● **TASK BRIEF**
Return the full listing exactly as it is written.

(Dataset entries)
— Start —
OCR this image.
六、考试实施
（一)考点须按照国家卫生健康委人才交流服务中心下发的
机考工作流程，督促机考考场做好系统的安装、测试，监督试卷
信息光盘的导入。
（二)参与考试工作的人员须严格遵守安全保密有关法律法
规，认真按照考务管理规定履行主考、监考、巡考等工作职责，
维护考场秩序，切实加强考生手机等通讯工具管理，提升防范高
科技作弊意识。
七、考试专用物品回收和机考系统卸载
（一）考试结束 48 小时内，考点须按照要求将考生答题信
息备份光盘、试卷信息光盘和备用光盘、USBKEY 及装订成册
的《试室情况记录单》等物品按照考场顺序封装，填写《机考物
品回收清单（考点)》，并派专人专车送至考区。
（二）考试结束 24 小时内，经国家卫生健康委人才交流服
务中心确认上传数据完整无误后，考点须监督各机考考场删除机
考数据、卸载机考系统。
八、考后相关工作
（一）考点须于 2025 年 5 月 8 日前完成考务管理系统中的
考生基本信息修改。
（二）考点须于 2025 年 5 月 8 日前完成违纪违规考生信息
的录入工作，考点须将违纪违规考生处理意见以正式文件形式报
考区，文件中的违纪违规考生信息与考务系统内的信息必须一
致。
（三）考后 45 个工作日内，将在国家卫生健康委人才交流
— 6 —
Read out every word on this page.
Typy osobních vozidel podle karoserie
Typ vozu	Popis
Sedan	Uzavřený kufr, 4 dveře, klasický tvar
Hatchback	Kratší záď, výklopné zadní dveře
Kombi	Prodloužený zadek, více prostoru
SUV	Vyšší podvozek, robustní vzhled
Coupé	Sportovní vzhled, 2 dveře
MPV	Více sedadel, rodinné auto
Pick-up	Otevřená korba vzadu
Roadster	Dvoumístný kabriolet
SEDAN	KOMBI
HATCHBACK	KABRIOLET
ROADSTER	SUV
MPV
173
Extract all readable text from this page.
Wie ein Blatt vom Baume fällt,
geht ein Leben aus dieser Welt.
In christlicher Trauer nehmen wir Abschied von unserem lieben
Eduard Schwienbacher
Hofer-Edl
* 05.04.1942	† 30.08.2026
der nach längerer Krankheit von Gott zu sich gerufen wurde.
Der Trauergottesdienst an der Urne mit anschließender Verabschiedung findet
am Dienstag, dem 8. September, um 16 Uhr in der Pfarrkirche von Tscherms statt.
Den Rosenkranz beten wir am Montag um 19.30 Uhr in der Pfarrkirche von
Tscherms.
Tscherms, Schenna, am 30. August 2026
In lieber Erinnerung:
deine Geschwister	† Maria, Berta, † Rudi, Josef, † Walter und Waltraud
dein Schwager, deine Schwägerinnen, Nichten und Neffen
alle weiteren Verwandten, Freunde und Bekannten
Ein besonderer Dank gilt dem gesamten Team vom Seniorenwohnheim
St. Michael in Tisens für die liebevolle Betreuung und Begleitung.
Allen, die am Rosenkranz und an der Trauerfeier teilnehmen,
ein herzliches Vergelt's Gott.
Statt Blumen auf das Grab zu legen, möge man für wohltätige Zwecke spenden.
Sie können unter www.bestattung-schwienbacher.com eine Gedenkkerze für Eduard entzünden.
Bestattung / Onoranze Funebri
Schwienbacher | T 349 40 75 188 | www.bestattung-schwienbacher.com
— End —
● **CORRECT RESULT**
OCR this image.
六、考试实施
（一)考点须按照国家卫生健康委人才交流服务中心下发的
机考工作流程，督促机考考场做好系统的安装、测试，监督试卷
信息光盘的导入。
（二)参与考试工作的人员须严格遵守安全保密有关法律法
规，认真按照考务管理规定履行主考、监考、巡考等工作职责，
维护考场秩序，切实加强考生手机等通讯工具管理，提升防范高
科技作弊意识。
七、考试专用物品回收和机考系统卸载
（一）考试结束 48 小时内，考点须按照要求将考生答题信
息备份光盘、试卷信息光盘和备用光盘、USBKEY 及装订成册
的《试室情况记录单》等物品按照考场顺序封装，填写《机考物
品回收清单（考点)》，并派专人专车送至考区。
（二）考试结束 24 小时内，经国家卫生健康委人才交流服
务中心确认上传数据完整无误后，考点须监督各机考考场删除机
考数据、卸载机考系统。
八、考后相关工作
（一）考点须于 2025 年 5 月 8 日前完成考务管理系统中的
考生基本信息修改。
（二）考点须于 2025 年 5 月 8 日前完成违纪违规考生信息
的录入工作，考点须将违纪违规考生处理意见以正式文件形式报
考区，文件中的违纪违规考生信息与考务系统内的信息必须一
致。
（三）考后 45 个工作日内，将在国家卫生健康委人才交流
— 6 —
Read out every word on this page.
Typy osobních vozidel podle karoserie
Typ vozu	Popis
Sedan	Uzavřený kufr, 4 dveře, klasický tvar
Hatchback	Kratší záď, výklopné zadní dveře
Kombi	Prodloužený zadek, více prostoru
SUV	Vyšší podvozek, robustní vzhled
Coupé	Sportovní vzhled, 2 dveře
MPV	Více sedadel, rodinné auto
Pick-up	Otevřená korba vzadu
Roadster	Dvoumístný kabriolet
SEDAN	KOMBI
HATCHBACK	KABRIOLET
ROADSTER	SUV
MPV
173
Extract all readable text from this page.
Wie ein Blatt vom Baume fällt,
geht ein Leben aus dieser Welt.
In christlicher Trauer nehmen wir Abschied von unserem lieben
Eduard Schwienbacher
Hofer-Edl
* 05.04.1942	† 30.08.2026
der nach längerer Krankheit von Gott zu sich gerufen wurde.
Der Trauergottesdienst an der Urne mit anschließender Verabschiedung findet
am Dienstag, dem 8. September, um 16 Uhr in der Pfarrkirche von Tscherms statt.
Den Rosenkranz beten wir am Montag um 19.30 Uhr in der Pfarrkirche von
Tscherms.
Tscherms, Schenna, am 30. August 2026
In lieber Erinnerung:
deine Geschwister	† Maria, Berta, † Rudi, Josef, † Walter und Waltraud
dein Schwager, deine Schwägerinnen, Nichten und Neffen
alle weiteren Verwandten, Freunde und Bekannten
Ein besonderer Dank gilt dem gesamten Team vom Seniorenwohnheim
St. Michael in Tisens für die liebevolle Betreuung und Begleitung.
Allen, die am Rosenkranz und an der Trauerfeier teilnehmen,
ein herzliches Vergelt's Gott.
Statt Blumen auf das Grab zu legen, möge man für wohltätige Zwecke spenden.
Sie können unter www.bestattung-schwienbacher.com eine Gedenkkerze für Eduard entzünden.
Bestattung / Onoranze Funebri
Schwienbacher | T 349 40 75 188 | www.bestattung-schwienbacher.com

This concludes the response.